* What to produce
Scan the lines below for the string "action" and copy every one that has it.

* Provided entries

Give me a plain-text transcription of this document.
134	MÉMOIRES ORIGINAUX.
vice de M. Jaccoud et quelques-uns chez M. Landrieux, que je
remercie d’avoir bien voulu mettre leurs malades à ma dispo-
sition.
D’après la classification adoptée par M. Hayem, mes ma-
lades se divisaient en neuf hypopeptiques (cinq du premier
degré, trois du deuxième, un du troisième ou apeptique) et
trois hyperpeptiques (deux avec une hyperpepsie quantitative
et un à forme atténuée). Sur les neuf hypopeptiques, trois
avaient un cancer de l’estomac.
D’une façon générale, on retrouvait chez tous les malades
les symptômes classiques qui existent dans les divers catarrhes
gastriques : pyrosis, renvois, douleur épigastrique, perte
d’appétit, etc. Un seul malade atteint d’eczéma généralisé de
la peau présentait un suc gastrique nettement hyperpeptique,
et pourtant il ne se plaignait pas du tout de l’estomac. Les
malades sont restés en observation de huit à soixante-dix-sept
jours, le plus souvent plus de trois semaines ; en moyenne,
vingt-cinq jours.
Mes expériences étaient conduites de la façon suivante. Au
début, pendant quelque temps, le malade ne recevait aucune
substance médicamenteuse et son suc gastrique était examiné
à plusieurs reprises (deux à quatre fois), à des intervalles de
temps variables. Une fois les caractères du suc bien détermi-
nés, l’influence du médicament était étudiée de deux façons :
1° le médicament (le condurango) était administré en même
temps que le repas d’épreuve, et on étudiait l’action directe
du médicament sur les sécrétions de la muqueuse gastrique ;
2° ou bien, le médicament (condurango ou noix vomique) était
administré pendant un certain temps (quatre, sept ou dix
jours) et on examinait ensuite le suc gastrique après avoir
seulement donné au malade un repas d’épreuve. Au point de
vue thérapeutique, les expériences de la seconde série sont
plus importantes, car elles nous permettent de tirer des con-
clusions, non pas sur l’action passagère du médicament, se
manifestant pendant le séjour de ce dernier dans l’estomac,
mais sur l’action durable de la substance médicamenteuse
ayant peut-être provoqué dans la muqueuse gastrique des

* Completed exercise
temps que le repas d’épreuve, et on étudiait l’action directe
clusions, non pas sur l’action passagère du médicament, se
mais sur l’action durable de la substance médicamenteuse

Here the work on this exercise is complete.